◆ Requirements: Find the lines holding the word "name" and collect them.

◆ Records supplied:
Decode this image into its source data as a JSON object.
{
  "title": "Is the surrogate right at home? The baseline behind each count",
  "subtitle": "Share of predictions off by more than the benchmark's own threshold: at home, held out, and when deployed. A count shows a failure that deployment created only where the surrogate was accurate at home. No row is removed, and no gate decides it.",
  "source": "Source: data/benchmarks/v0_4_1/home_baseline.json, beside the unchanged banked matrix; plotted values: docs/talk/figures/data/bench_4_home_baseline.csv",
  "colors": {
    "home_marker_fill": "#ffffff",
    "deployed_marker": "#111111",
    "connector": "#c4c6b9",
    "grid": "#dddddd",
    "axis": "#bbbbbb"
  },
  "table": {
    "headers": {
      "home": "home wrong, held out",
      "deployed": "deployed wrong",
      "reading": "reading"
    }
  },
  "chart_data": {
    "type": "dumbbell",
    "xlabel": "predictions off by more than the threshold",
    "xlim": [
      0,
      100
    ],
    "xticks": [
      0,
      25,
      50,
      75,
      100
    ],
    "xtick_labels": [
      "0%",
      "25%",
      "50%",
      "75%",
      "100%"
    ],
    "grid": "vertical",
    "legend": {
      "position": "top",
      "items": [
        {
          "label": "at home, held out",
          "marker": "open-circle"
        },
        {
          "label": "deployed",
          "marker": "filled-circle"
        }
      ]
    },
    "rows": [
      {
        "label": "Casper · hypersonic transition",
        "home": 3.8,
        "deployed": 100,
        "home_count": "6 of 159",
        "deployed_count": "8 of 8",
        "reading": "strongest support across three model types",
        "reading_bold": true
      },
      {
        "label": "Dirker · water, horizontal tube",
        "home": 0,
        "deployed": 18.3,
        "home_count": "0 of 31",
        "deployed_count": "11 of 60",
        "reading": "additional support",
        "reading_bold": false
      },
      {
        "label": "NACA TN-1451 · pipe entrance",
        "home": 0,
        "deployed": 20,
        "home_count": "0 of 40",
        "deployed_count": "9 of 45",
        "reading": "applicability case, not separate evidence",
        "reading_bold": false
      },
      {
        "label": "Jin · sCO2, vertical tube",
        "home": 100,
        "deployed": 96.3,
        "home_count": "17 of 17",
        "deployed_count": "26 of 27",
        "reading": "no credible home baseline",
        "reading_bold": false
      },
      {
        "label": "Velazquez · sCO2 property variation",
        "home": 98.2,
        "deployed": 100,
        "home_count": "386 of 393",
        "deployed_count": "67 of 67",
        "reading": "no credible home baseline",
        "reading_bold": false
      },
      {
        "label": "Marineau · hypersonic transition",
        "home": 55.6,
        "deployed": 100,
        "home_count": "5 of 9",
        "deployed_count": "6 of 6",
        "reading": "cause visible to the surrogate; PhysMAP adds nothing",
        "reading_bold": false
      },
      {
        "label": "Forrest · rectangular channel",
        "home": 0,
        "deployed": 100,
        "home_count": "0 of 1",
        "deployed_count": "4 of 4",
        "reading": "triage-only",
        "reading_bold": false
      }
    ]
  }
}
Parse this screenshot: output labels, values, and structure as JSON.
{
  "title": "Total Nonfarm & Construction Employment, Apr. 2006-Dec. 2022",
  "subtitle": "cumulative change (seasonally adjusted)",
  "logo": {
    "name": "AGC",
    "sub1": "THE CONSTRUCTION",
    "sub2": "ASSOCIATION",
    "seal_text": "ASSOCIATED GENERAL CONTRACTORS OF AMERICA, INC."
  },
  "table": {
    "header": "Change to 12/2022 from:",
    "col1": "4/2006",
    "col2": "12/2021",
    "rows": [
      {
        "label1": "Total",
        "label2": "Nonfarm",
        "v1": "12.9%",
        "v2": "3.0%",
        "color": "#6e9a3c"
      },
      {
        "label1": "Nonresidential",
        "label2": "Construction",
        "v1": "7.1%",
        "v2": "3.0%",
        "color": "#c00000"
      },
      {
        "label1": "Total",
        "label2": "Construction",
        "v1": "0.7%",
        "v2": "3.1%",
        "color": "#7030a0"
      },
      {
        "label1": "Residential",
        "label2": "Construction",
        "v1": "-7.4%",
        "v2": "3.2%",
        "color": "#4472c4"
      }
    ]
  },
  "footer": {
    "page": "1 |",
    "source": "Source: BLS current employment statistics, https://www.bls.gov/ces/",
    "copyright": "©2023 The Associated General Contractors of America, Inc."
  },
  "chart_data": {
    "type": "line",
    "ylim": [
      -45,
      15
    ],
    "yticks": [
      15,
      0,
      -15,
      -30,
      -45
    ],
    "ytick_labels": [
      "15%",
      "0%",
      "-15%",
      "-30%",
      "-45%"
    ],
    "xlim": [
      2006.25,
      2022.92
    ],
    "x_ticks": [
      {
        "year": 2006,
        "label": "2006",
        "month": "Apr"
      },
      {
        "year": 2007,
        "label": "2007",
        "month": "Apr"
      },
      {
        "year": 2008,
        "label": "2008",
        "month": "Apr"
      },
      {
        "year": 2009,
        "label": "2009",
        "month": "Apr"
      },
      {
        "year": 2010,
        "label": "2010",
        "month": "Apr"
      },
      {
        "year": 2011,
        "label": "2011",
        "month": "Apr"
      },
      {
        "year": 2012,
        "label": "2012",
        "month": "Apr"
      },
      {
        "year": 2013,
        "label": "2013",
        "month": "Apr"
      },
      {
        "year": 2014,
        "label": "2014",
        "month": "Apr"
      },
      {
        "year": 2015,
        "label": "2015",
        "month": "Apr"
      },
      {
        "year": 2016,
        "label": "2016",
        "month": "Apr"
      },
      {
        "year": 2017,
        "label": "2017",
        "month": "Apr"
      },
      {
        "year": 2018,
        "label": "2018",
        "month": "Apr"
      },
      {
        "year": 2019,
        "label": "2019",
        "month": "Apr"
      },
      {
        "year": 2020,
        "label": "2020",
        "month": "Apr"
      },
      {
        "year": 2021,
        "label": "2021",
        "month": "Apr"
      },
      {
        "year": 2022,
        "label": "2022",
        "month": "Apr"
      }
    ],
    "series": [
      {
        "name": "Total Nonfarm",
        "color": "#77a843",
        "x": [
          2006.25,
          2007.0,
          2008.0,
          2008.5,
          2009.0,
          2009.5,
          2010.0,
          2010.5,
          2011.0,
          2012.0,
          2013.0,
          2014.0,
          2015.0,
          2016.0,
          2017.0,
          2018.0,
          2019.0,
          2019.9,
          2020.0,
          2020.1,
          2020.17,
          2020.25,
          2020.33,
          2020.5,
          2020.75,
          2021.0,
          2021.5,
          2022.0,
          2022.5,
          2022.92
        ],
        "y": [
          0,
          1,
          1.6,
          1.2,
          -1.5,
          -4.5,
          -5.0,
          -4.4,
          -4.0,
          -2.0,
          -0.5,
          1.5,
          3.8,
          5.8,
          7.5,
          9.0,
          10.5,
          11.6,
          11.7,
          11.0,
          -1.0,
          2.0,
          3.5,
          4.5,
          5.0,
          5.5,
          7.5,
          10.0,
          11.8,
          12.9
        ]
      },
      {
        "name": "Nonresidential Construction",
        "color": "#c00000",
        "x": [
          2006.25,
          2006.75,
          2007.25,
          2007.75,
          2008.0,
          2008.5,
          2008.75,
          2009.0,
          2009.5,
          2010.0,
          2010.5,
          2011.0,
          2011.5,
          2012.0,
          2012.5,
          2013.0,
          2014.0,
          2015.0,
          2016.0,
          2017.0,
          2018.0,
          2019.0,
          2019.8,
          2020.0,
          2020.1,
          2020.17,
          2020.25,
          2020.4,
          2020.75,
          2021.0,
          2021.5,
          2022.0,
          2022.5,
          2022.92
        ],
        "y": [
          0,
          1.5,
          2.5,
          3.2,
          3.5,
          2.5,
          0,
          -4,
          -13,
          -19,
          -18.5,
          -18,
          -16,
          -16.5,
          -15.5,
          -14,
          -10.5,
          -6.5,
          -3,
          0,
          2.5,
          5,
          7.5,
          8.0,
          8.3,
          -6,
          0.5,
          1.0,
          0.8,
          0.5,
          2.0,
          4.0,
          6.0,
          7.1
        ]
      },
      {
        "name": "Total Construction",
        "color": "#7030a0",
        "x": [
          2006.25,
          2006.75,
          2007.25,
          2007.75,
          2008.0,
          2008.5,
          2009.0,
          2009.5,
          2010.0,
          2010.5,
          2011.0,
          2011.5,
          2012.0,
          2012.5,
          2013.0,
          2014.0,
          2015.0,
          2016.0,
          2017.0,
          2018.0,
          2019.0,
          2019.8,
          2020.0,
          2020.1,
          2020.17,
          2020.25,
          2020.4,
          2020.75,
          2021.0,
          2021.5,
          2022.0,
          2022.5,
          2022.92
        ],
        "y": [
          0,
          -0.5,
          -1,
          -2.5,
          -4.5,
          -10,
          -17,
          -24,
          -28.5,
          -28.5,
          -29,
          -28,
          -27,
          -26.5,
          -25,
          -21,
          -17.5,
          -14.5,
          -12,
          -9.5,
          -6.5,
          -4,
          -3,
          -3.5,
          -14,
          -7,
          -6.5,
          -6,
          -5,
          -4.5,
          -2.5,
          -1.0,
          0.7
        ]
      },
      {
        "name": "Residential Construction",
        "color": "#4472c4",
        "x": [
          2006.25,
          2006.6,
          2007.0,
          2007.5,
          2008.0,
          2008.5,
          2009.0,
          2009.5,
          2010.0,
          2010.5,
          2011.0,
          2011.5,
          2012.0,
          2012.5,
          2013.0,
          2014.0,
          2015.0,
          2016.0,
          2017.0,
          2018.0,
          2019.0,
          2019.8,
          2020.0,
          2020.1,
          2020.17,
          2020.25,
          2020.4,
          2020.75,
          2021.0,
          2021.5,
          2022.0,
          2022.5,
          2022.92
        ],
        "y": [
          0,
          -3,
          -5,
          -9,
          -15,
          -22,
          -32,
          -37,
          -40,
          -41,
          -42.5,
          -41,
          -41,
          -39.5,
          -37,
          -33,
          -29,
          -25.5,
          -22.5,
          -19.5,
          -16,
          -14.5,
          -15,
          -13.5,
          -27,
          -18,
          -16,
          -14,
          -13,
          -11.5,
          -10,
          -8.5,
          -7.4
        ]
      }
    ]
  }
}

◆ Problem solution:
    "name": "AGC",
        "name": "Total Nonfarm",
        "name": "Nonresidential Construction",
        "name": "Total Construction",
        "name": "Residential Construction",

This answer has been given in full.